[Your objective] Return each line of the material verbatim.

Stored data
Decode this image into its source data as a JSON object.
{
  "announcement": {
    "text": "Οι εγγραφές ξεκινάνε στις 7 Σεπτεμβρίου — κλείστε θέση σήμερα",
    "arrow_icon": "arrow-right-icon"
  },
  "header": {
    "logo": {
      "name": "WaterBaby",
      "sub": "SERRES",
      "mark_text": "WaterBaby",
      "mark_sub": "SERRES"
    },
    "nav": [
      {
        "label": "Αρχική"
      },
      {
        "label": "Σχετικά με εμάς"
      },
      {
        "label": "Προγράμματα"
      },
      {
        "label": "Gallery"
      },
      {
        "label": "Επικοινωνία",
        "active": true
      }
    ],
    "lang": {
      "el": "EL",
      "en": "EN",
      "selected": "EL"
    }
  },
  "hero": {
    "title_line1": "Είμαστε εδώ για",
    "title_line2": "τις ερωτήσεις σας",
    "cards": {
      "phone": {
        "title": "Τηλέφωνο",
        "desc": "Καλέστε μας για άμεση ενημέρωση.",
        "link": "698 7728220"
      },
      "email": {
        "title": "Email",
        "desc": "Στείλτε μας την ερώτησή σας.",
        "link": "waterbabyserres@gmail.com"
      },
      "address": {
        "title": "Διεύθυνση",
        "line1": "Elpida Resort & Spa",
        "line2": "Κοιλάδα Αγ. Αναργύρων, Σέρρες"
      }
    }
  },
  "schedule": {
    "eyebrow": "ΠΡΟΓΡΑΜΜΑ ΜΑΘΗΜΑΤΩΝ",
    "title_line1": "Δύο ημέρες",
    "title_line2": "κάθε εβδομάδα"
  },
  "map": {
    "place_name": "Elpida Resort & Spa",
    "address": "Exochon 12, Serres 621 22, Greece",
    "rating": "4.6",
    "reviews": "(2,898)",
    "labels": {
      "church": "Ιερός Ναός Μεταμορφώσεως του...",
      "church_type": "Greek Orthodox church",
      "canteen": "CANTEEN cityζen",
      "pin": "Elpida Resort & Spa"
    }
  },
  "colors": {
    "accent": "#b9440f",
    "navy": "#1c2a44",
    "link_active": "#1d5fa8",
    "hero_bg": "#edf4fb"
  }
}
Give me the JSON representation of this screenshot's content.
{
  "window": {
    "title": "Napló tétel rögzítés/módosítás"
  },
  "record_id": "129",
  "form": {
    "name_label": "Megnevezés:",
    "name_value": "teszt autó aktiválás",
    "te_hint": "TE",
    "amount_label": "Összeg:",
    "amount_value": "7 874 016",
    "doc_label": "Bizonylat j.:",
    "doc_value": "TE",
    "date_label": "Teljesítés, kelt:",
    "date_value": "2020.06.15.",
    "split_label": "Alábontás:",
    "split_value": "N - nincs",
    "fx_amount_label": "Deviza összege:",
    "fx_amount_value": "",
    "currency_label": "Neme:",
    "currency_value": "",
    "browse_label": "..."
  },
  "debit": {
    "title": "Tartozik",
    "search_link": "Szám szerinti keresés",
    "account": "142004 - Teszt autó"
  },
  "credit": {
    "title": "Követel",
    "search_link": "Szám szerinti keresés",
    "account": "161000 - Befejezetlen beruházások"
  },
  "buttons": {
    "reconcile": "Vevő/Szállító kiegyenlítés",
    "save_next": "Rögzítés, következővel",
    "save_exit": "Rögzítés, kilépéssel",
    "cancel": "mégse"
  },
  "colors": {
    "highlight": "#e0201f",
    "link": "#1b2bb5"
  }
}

[Solution for this task]
Decode this image into its source data as a JSON object.
{
  "announcement": {
    "text": "Οι εγγραφές ξεκινάνε στις 7 Σεπτεμβρίου — κλείστε θέση σήμερα",
    "arrow_icon": "arrow-right-icon"
  },
  "header": {
    "logo": {
      "name": "WaterBaby",
      "sub": "SERRES",
      "mark_text": "WaterBaby",
      "mark_sub": "SERRES"
    },
    "nav": [
      {
        "label": "Αρχική"
      },
      {
        "label": "Σχετικά με εμάς"
      },
      {
        "label": "Προγράμματα"
      },
      {
        "label": "Gallery"
      },
      {
        "label": "Επικοινωνία",
        "active": true
      }
    ],
    "lang": {
      "el": "EL",
      "en": "EN",
      "selected": "EL"
    }
  },
  "hero": {
    "title_line1": "Είμαστε εδώ για",
    "title_line2": "τις ερωτήσεις σας",
    "cards": {
      "phone": {
        "title": "Τηλέφωνο",
        "desc": "Καλέστε μας για άμεση ενημέρωση.",
        "link": "698 7728220"
      },
      "email": {
        "title": "Email",
        "desc": "Στείλτε μας την ερώτησή σας.",
        "link": "waterbabyserres@gmail.com"
      },
      "address": {
        "title": "Διεύθυνση",
        "line1": "Elpida Resort & Spa",
        "line2": "Κοιλάδα Αγ. Αναργύρων, Σέρρες"
      }
    }
  },
  "schedule": {
    "eyebrow": "ΠΡΟΓΡΑΜΜΑ ΜΑΘΗΜΑΤΩΝ",
    "title_line1": "Δύο ημέρες",
    "title_line2": "κάθε εβδομάδα"
  },
  "map": {
    "place_name": "Elpida Resort & Spa",
    "address": "Exochon 12, Serres 621 22, Greece",
    "rating": "4.6",
    "reviews": "(2,898)",
    "labels": {
      "church": "Ιερός Ναός Μεταμορφώσεως του...",
      "church_type": "Greek Orthodox church",
      "canteen": "CANTEEN cityζen",
      "pin": "Elpida Resort & Spa"
    }
  },
  "colors": {
    "accent": "#b9440f",
    "navy": "#1c2a44",
    "link_active": "#1d5fa8",
    "hero_bg": "#edf4fb"
  }
}
Give me the JSON representation of this screenshot's content.
{
  "window": {
    "title": "Napló tétel rögzítés/módosítás"
  },
  "record_id": "129",
  "form": {
    "name_label": "Megnevezés:",
    "name_value": "teszt autó aktiválás",
    "te_hint": "TE",
    "amount_label": "Összeg:",
    "amount_value": "7 874 016",
    "doc_label": "Bizonylat j.:",
    "doc_value": "TE",
    "date_label": "Teljesítés, kelt:",
    "date_value": "2020.06.15.",
    "split_label": "Alábontás:",
    "split_value": "N - nincs",
    "fx_amount_label": "Deviza összege:",
    "fx_amount_value": "",
    "currency_label": "Neme:",
    "currency_value": "",
    "browse_label": "..."
  },
  "debit": {
    "title": "Tartozik",
    "search_link": "Szám szerinti keresés",
    "account": "142004 - Teszt autó"
  },
  "credit": {
    "title": "Követel",
    "search_link": "Szám szerinti keresés",
    "account": "161000 - Befejezetlen beruházások"
  },
  "buttons": {
    "reconcile": "Vevő/Szállító kiegyenlítés",
    "save_next": "Rögzítés, következővel",
    "save_exit": "Rögzítés, kilépéssel",
    "cancel": "mégse"
  },
  "colors": {
    "highlight": "#e0201f",
    "link": "#1b2bb5"
  }
}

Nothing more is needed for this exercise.